___ SOURCE
06/29/2010 03:37 pm ET | Updated May 25, 2011

The Colorado Children's Chorale

All the world's a stage,
And all the men and women merely players

But children who learn to find joy in themselves and elicit it in others will be more than mere players -- they can be stars in whatever roles life brings them. That simple idea is at the core of the work of the Colorado Children's Chorale. The Chorale trains children's choirs to perform as professionals in concerts, with orchestras, with opera companies, and, in the process, enables those children to realize that excellence and artistry are choices they can make in every aspect of life.


It has been my honor to serve as President of the Board of the Chorale for the past two years. I joined the Board five years ago, inspired by my daughter's experience as a Chorale member. I stayed with the Board and served as its President, even after my child graduated, because I am inspired by what the Chorale does for Colorado's children.

The Colorado Children's Chorale presents professional choral concerts and educational programs that entertain, inspire and bring joy to audiences and communities. Children of all ethnicities and socio-economic backgrounds thrive in an engaging, disciplined and nurturing environment in which they receive outstanding performance and music training as well as the skills, experiences, and confidence to succeed wherever their lives may take them.
______
OBJECTIVES ▸
(a) Translate this sentence from the piece on the Colorado Children's Chorale into Spanish: "That simple idea is at the core of the work of the Colorado Children's Chorale."
(b) Turn the paragraph of the Colorado Children's Chorale piece beginning "The Colorado Children's Chorale presents professional choral concerts" into a bulleted list that keeps its main facts.
(c) Carry on the piece about the Colorado Children's Chorale from its final sentence, in the same first-person voice.
None of the material is needed.
___ DATA LISTING
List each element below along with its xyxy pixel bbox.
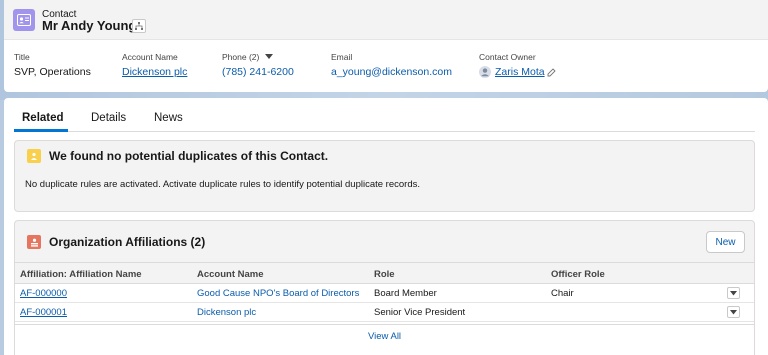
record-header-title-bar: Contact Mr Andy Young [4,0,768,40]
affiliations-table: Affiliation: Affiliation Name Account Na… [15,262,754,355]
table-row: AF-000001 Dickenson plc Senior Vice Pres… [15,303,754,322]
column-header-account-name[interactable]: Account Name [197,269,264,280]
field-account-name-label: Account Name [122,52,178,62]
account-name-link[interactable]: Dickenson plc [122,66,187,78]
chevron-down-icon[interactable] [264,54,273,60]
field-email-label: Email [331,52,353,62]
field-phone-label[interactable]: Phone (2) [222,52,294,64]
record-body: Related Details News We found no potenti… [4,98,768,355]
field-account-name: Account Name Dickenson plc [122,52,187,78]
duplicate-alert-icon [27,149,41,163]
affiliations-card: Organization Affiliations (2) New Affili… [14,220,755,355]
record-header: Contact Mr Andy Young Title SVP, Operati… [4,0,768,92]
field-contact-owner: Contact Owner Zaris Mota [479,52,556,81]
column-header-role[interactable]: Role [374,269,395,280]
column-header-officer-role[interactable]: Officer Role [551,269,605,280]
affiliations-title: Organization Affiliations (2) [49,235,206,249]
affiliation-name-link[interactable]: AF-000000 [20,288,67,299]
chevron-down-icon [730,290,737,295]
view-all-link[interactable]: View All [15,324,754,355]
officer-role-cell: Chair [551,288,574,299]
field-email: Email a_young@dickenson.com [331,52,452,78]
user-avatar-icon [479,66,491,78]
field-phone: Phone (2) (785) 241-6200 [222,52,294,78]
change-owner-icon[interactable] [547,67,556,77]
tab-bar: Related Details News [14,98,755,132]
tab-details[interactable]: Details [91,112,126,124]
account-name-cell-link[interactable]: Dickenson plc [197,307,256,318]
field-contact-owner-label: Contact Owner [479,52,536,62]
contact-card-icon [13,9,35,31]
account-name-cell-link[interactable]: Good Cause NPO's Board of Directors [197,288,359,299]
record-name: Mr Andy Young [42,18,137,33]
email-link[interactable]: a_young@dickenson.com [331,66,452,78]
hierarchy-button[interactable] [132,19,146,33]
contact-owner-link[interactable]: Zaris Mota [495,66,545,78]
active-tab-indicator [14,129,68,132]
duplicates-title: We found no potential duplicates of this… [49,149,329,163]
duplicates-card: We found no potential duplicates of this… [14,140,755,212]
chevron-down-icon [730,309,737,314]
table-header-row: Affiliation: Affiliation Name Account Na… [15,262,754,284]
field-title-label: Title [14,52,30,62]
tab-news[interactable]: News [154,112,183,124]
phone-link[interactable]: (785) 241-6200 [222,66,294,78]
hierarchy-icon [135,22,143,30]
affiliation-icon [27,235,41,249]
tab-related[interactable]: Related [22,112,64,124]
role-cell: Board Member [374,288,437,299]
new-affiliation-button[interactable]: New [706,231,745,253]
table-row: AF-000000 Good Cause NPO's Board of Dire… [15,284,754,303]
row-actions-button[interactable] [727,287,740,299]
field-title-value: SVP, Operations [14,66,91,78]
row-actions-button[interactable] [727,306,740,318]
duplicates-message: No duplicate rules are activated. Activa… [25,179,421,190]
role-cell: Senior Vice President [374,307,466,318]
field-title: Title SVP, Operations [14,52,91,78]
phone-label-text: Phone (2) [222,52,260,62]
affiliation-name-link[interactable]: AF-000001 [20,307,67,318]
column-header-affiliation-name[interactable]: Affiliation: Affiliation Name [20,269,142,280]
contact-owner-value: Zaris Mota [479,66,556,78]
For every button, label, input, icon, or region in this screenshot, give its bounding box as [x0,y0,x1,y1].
______
___ DATA LISTING
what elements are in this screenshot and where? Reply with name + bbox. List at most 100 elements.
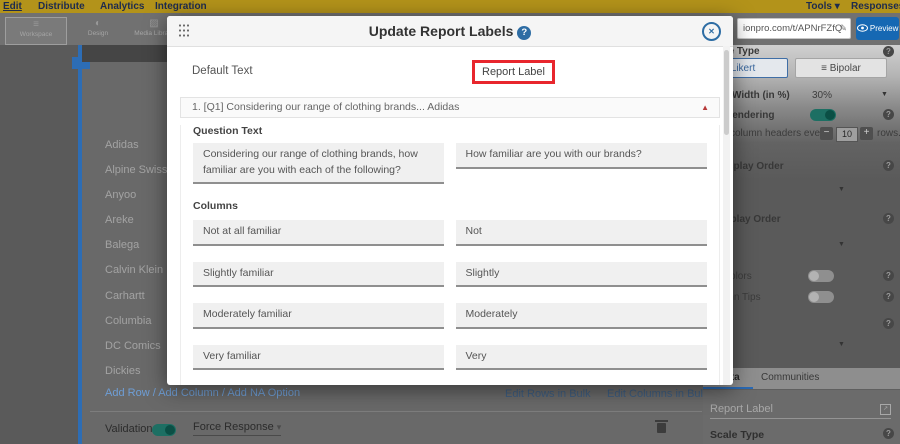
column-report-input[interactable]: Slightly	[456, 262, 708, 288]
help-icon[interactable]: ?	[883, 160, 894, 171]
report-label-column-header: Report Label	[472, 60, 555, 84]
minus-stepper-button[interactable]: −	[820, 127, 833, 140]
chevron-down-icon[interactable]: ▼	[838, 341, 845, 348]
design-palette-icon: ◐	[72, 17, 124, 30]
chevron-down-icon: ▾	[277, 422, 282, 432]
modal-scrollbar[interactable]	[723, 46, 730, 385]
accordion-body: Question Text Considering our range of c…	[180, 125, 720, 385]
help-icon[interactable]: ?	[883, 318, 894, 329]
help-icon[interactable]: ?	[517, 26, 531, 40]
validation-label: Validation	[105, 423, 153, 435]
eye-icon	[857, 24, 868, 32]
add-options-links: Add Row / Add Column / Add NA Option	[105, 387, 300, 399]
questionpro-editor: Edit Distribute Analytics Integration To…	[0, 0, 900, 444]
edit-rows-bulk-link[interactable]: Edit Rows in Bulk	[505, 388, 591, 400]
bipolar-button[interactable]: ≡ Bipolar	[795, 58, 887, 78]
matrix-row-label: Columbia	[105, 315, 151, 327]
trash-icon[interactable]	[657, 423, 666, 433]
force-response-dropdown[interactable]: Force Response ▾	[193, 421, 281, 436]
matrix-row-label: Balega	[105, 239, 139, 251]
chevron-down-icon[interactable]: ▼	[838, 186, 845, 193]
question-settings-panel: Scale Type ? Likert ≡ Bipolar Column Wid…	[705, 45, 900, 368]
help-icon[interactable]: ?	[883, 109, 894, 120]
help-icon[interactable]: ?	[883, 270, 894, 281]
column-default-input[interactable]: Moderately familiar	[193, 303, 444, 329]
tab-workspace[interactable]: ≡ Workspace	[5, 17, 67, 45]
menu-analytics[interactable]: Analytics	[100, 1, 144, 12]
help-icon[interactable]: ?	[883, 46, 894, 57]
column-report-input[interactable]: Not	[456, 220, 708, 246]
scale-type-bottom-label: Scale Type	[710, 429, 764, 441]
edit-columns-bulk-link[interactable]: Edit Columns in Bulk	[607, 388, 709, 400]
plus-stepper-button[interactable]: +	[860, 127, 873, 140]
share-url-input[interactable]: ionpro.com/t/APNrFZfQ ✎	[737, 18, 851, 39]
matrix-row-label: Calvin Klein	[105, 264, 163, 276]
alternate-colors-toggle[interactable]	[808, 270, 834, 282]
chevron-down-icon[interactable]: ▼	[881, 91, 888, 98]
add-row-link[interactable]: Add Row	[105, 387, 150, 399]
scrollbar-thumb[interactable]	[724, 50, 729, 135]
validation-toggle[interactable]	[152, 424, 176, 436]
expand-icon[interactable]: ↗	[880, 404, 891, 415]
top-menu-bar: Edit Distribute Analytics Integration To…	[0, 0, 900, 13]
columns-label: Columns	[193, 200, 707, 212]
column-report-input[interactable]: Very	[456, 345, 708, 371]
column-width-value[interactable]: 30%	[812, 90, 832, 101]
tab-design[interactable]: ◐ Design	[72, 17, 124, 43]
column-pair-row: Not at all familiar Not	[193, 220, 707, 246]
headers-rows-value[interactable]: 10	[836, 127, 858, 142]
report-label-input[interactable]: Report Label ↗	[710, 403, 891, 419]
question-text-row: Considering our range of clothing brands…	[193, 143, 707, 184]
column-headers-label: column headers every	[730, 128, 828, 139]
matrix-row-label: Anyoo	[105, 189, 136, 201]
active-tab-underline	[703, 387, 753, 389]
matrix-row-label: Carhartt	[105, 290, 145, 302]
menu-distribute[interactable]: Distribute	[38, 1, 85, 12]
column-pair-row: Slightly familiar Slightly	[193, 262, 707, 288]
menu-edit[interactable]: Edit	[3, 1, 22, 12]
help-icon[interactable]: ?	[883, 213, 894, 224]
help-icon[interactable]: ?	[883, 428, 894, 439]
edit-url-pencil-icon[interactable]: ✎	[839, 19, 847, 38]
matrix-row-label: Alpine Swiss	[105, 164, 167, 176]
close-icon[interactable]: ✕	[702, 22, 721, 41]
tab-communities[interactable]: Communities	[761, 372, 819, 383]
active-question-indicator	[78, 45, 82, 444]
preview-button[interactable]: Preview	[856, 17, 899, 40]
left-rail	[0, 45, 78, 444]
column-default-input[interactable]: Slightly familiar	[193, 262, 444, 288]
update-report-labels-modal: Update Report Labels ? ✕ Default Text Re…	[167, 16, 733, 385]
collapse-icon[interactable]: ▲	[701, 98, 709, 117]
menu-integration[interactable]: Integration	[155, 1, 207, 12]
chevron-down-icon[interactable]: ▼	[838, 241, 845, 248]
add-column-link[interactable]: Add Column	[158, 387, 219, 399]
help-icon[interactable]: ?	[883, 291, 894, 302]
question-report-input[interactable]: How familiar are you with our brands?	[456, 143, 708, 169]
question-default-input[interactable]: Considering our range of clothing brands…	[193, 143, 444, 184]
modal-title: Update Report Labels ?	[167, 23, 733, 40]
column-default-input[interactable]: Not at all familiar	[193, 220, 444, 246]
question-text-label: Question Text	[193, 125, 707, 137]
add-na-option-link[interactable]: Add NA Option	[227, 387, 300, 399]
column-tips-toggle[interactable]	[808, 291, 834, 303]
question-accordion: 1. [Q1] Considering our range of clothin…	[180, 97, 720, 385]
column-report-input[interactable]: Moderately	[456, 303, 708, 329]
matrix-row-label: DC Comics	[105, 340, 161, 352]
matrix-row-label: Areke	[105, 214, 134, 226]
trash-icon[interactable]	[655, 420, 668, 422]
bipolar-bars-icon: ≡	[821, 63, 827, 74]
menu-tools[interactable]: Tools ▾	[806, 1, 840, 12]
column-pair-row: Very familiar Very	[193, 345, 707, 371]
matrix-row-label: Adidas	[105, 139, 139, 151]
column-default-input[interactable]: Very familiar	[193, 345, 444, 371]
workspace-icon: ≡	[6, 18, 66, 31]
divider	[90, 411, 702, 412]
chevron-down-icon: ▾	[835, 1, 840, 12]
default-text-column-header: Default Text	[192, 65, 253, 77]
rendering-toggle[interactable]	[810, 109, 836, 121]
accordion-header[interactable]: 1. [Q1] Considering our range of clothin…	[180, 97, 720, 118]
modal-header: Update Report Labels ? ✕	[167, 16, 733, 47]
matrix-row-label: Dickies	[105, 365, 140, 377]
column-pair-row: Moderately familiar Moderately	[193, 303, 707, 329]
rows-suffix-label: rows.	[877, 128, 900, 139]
______
TASK-BY-TASK ANSWERS ▸
(a) Esa idea sencilla está en el centro del trabajo del Colorado Children's Chorale.

(b)
- The Colorado Children's Chorale presents professional choral concerts and educational programs.
- These entertain, inspire and bring joy to audiences and communities.
- Children of all ethnicities and socio-economic backgrounds take part.
- The environment is engaging, disciplined and nurturing.
- The children receive outstanding performance and music training.
- They also gain the skills, experiences and confidence to succeed wherever their lives take them.

(c)
400 children from second to eight grades in over 180 schools, primarily from metro Denver, but from as far as Limon and Vail, form five graduated choirs in the Chorale's professional performance program. Hundreds more come together in school and community-based Chorale programs, so that annually over 1000 children share unforgettable Chorale experiences


The Chorale was born in 1974 when Colorado's Central City Opera needed a professionally trained children's chorus for its performances. Founding Artistic Director Duain Wolfe and that first group of kids didn't know it, but they were creating more than beautiful music; a children's choir that was not part of a school or church, but supported by a broad community in order to collaborate with the community's top performing arts organizations was a new idea. The Chorale's performance schedule has since added regular collaborations with Colorado Symphony Orchestra, Opera Colorado, Aspen Music Festival, and National Repertory Orchestra, and countless shows with other entertainers from superstars, like John Denver, Celine Dion and Bobbie McFerrin, to elementary and middle school choirs across the country, whose students experience the joy of being superstars themselves.


Superstardom comes in many flavors, of course. Kids in sports programs dream of joining the pros. Chorale kids dream of Carnegie Hall and Broadway. Chorale grads in the spotlight recently include Sierra Boggess, who originated the roles of Ariel in Disney's Little Mermaid on Broadway and Christine Daae' in Andrew Lloyd Webber's Phantom-sequel Love Never Dies in London, and David Miller, member of the international pop opera super group Il Divo.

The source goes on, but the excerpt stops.